<<<<

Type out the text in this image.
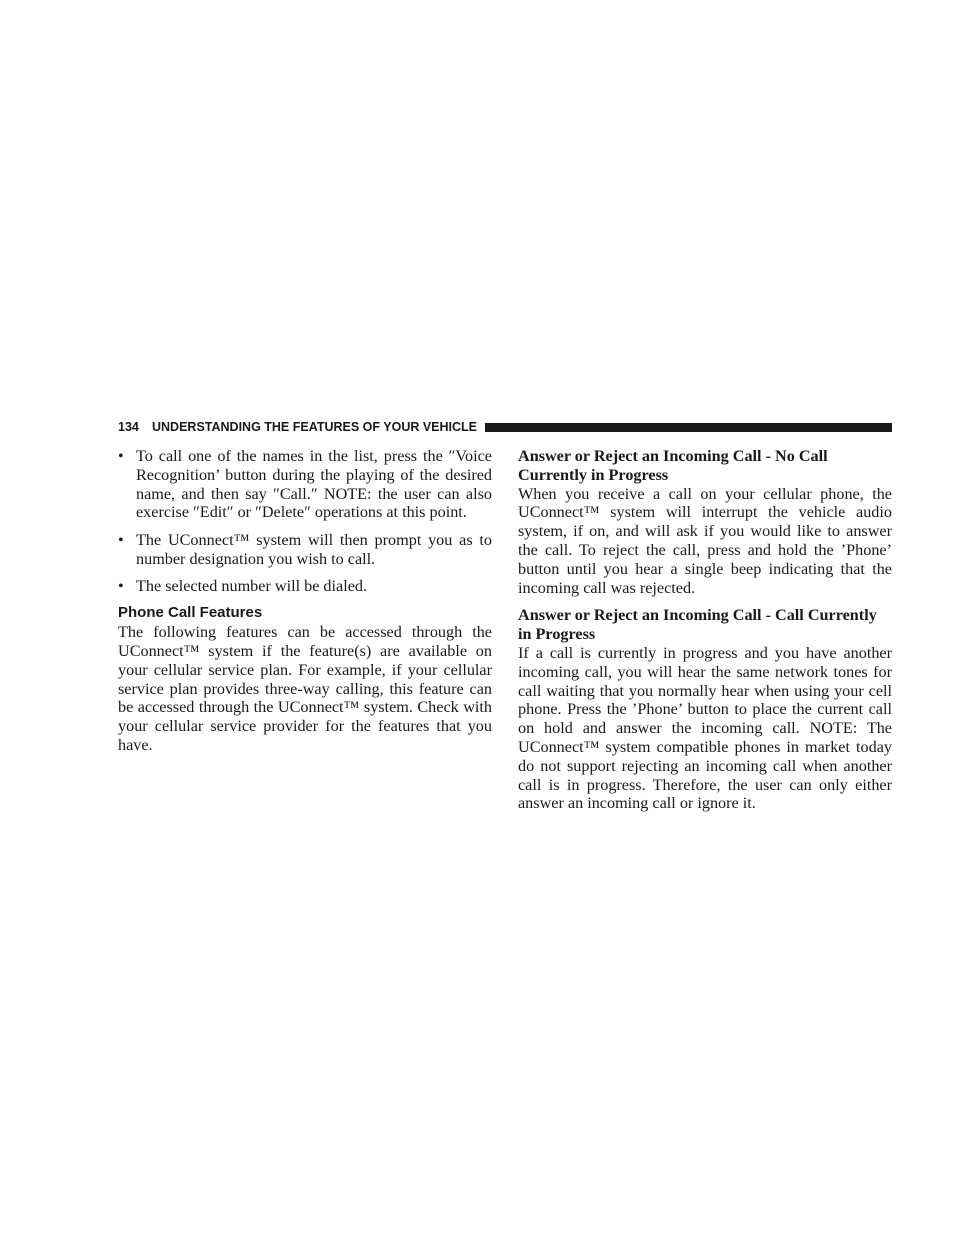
134 UNDERSTANDING THE FEATURES OF YOUR VEHICLE
• To call one of the names in the list, press the ″Voice Recognition’ button during the playing of the desired name, and then say ″Call.″ NOTE: the user can also exercise ″Edit″ or ″Delete″ operations at this point.
• The UConnect™ system will then prompt you as to number designation you wish to call.
• The selected number will be dialed.
Phone Call Features

The following features can be accessed through the UConnect™ system if the feature(s) are available on your cellular service plan. For example, if your cellular service plan provides three-way calling, this feature can be accessed through the UConnect™ system. Check with your cellular service provider for the features that you have.

Answer or Reject an Incoming Call - No Call Currently in Progress

When you receive a call on your cellular phone, the UConnect™ system will interrupt the vehicle audio system, if on, and will ask if you would like to answer the call. To reject the call, press and hold the ’Phone’ button until you hear a single beep indicating that the incoming call was rejected.

Answer or Reject an Incoming Call - Call Currently in Progress

If a call is currently in progress and you have another incoming call, you will hear the same network tones for call waiting that you normally hear when using your cell phone. Press the ’Phone’ button to place the current call on hold and answer the incoming call. NOTE: The UConnect™ system compatible phones in market today do not support rejecting an incoming call when another call is in progress. Therefore, the user can only either answer an incoming call or ignore it.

>>>>

▸ **Task**
Pull out every line containing "user".

▸ **Written response**
• To call one of the names in the list, press the ″Voice Recognition’ button during the playing of the desired name, and then say ″Call.″ NOTE: the user can also exercise ″Edit″ or ″Delete″ operations at this point.
If a call is currently in progress and you have another incoming call, you will hear the same network tones for call waiting that you normally hear when using your cell phone. Press the ’Phone’ button to place the current call on hold and answer the incoming call. NOTE: The UConnect™ system compatible phones in market today do not support rejecting an incoming call when another call is in progress. Therefore, the user can only either answer an incoming call or ignore it.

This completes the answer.